Texto para revisar:
Rimbaud, que dejó de escribir a los diecinueve años, la edad en la que muchos empiezan, fue el poeta más experimental de su época, alguien que en cuatro años cambió el rumbo de la poesía del XIX y dejó puestas las bases de la poesía contemporánea.

Aquel genio perverso y adolescente renunció a la poesía cuando dejó de ser para él la imagen de la verdad absoluta. Entonces posiblemente pensó que ya no tenía nada que decir. Y esa es la clave de su última obra, Una estación en el infierno, un texto atravesado por la angustia de quien reniega a partir de entonces de su medio de expresión y de la poesía visionaria.

Pero antes de llegar a ese punto final, con El barco ebrio comenzó la travesía por un mar desconocido lleno de potentes imágenes visionarias. Ese poema por sí solo hubiera bastado para que Rimbaud pudiera ser definido como lo hizo su biógrafo Edmund White, como “ el poeta que sigue eludiéndonos, el que corre por delante de nosotros, justo fuera de nuestro alcance, con sus suelas al viento.”

Tarea 1: En el texto sobre Rimbaud, ¿a qué edad dejó de escribir el poeta?
Tarea 2: Prolonga el texto sobre Rimbaud a partir de su última oración.

[Registros de una fuente de datos]

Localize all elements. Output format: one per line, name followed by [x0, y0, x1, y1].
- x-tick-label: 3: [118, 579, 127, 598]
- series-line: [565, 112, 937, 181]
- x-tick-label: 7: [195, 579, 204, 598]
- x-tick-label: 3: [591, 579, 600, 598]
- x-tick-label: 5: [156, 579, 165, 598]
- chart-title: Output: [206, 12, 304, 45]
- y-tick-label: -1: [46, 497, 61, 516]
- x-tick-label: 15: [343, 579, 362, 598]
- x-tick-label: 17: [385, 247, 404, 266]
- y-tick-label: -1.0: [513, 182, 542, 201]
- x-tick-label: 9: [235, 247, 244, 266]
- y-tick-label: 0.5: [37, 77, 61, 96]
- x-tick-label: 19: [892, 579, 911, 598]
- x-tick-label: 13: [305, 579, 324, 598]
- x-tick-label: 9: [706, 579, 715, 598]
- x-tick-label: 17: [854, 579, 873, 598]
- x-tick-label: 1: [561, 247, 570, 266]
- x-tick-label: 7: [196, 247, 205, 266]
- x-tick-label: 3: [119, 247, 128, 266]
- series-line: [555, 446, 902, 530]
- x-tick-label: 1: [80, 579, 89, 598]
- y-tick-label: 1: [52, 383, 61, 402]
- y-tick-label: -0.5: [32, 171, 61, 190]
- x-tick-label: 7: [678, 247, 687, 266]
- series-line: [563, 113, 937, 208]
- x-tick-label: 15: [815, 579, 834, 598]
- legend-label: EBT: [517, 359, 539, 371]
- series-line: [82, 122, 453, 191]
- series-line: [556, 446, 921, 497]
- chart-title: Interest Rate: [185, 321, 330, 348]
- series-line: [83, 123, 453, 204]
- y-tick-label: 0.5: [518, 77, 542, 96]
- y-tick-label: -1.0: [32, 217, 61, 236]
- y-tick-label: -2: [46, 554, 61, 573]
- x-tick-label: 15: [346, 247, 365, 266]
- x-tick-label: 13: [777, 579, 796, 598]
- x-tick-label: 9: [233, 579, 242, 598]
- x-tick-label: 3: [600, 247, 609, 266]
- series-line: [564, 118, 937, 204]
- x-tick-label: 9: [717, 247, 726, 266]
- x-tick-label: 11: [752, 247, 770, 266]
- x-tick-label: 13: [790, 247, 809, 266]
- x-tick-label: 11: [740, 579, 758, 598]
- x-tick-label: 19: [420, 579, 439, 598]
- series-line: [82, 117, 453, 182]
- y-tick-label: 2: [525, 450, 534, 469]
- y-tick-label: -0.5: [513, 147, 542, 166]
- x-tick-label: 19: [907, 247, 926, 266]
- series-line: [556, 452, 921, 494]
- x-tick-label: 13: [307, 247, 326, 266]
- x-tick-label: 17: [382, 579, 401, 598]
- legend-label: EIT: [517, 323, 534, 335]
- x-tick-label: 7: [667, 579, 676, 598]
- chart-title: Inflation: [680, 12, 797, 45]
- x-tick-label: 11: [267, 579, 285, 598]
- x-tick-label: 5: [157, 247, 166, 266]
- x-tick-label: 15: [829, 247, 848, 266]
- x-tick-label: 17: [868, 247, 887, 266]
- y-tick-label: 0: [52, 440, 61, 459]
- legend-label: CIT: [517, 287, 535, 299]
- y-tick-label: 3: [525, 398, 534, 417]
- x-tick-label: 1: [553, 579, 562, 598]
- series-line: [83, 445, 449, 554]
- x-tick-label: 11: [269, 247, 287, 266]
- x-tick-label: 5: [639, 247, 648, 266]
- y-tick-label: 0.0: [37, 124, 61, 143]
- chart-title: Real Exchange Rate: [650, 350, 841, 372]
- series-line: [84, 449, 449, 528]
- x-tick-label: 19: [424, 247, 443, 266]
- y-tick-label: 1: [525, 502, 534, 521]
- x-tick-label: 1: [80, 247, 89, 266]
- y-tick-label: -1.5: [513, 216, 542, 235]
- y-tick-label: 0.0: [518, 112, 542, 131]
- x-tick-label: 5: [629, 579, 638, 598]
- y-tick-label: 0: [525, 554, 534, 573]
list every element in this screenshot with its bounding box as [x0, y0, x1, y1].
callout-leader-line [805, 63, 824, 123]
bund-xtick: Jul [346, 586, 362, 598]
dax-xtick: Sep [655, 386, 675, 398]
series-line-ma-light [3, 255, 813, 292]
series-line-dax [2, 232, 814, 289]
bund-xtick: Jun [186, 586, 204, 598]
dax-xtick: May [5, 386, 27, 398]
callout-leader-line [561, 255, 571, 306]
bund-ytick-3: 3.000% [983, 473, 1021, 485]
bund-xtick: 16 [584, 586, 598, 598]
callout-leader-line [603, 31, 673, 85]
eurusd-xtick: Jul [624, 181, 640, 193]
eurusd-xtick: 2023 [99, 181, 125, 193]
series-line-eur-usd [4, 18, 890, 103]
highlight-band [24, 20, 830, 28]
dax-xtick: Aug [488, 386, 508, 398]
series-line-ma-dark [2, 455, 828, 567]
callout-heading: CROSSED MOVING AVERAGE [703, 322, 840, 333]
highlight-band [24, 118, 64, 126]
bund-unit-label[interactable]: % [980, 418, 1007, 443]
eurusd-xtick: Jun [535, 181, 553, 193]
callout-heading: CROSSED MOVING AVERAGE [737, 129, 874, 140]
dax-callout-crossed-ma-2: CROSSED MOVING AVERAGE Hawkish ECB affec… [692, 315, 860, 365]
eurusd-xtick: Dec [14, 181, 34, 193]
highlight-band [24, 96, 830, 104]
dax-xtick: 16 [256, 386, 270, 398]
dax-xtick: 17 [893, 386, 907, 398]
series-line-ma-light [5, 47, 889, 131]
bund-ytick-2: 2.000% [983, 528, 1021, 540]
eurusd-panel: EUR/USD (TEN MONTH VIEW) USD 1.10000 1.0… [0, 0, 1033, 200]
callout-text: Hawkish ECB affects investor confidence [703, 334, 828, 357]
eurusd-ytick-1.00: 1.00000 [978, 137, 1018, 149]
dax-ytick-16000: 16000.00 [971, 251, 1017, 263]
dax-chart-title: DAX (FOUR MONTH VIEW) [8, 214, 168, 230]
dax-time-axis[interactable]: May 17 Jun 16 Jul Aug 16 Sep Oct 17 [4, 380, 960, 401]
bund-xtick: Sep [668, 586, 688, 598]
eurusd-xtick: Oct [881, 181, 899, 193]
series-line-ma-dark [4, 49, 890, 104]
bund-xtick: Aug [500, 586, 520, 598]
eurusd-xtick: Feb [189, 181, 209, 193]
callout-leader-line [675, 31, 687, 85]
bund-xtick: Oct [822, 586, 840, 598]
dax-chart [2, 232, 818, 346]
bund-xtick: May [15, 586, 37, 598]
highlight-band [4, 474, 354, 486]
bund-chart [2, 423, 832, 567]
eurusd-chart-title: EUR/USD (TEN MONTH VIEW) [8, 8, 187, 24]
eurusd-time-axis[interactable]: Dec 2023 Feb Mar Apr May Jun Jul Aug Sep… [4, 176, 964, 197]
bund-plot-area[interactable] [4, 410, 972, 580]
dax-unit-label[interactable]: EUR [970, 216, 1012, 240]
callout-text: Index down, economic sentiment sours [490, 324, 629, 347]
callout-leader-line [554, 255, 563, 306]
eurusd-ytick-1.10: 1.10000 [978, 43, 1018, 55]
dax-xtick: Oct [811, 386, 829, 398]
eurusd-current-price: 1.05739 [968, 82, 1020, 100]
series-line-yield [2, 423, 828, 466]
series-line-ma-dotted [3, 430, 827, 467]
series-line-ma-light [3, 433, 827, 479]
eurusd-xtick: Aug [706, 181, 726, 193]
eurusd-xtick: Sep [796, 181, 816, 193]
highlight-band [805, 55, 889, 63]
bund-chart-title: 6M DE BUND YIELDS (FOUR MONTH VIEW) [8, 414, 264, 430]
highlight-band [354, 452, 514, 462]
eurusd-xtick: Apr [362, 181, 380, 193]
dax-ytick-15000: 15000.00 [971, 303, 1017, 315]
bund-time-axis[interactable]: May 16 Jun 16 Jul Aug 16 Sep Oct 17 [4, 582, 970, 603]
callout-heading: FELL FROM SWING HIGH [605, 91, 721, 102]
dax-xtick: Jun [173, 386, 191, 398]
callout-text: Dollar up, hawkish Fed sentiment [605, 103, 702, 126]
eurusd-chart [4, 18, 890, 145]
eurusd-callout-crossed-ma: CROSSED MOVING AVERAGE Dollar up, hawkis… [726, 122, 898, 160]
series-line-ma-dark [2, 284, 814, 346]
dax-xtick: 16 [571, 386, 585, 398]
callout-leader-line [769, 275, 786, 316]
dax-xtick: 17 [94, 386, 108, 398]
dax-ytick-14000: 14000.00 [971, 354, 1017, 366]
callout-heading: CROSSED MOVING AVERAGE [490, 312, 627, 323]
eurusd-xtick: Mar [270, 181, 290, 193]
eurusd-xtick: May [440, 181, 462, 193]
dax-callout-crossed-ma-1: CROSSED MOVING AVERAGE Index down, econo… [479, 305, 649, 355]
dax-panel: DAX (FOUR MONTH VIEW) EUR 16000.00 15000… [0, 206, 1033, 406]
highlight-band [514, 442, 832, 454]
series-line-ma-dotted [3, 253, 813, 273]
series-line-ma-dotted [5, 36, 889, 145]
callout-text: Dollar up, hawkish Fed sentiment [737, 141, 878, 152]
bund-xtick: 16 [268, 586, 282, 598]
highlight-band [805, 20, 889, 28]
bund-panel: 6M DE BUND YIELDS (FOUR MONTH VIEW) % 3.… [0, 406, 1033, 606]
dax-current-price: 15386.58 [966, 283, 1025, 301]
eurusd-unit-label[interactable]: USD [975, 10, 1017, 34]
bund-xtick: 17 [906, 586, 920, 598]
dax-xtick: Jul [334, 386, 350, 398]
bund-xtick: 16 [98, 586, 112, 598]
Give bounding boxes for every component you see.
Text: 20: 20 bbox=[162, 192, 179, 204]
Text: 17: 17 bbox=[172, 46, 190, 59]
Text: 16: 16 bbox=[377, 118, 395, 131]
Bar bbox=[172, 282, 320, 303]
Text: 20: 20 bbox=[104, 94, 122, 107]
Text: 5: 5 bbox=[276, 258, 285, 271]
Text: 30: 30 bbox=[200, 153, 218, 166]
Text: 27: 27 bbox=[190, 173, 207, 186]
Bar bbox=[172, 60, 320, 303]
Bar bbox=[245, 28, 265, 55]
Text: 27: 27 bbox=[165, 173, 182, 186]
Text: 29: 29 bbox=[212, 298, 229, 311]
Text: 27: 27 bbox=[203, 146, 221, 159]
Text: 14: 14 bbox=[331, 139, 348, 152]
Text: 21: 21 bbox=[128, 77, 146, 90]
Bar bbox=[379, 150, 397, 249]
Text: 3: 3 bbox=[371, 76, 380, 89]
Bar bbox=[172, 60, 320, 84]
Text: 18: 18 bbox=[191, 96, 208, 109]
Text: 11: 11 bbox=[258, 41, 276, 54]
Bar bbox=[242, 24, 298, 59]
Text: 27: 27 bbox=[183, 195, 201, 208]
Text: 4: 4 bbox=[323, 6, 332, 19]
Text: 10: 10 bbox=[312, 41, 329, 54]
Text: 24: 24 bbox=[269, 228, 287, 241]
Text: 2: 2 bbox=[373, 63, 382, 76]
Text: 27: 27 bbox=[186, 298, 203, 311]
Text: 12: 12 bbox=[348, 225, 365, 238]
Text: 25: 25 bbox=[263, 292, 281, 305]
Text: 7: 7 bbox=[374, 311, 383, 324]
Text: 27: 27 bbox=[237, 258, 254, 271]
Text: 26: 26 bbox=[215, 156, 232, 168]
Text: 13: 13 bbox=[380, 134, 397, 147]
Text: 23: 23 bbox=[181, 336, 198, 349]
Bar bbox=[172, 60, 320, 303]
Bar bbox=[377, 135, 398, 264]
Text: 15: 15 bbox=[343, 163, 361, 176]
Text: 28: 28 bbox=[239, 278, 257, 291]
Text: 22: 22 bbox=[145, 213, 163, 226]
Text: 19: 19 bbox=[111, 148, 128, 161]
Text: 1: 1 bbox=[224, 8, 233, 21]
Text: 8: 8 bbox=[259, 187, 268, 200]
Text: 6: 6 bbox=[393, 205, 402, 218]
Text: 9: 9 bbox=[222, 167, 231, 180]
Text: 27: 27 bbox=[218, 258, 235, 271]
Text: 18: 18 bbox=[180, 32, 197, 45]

Respuesta esperada 1: A los diecinueve años.

Respuesta esperada 2:
Pero fue mucho más allá: transformado en ese barco ebrio que surca las aguas revueltas de los ríos, empezó a escribir Una temporada en el infierno en Roche, en un paréntesis de su tormentosa relación londinense con Verlaine en 1873. Y la terminó ese mismo año después de la despedida a  mano armada en Bruselas. Ese mismo año, Verlaine recibió en la cárcel un ejemplar de aquel libro en el que pudo reconocerse en la virgen necia que se dirige al esposo infernal en el más memorable de los poemas del libro.

A esas alturas, trazada ya su autobiografía moral en ese volumen, Rimbaud había disuelto las fronteras de la prosa y el verso, del bien y del mal, había expresado el desorden de los sentidos y había borrado los límites de la propia identidad: Yo es otro.

Por iniciativa de Verlaine, en 1886, cuando Rimbaud andaba en Somalia y Etiopía traficando con armas y esclavos, se publicaron sus Iluminaciones, que abría Después del Diluvio: 

En cuanto la idea del Diluvio remitió (...) las caravanas partieron.

Destructivo y renovador, este es su libro más radical y hermético, el que abre nuevas vías expresivas, mira de una manera inédita la realidad e inaugura una tonalidad lírica desconocida hasta entonces, hace que el poema cree su propia realidad con una trama tejida con palabras e imágenes, con palabras y sonidos que evocan –como en este poema- el paraíso perdido de la infancia:

En el bosque hay un pájaro, su canto os detiene y os ruboriza.
Hay un reloj que no suena.
Hay una hondonada con un nido de animales blancos.
Hay una catedral que desciende y un lago que sube.
Hay un cochecito abandonado en la maleza, o que baja el sendero corriendo, todo encintado.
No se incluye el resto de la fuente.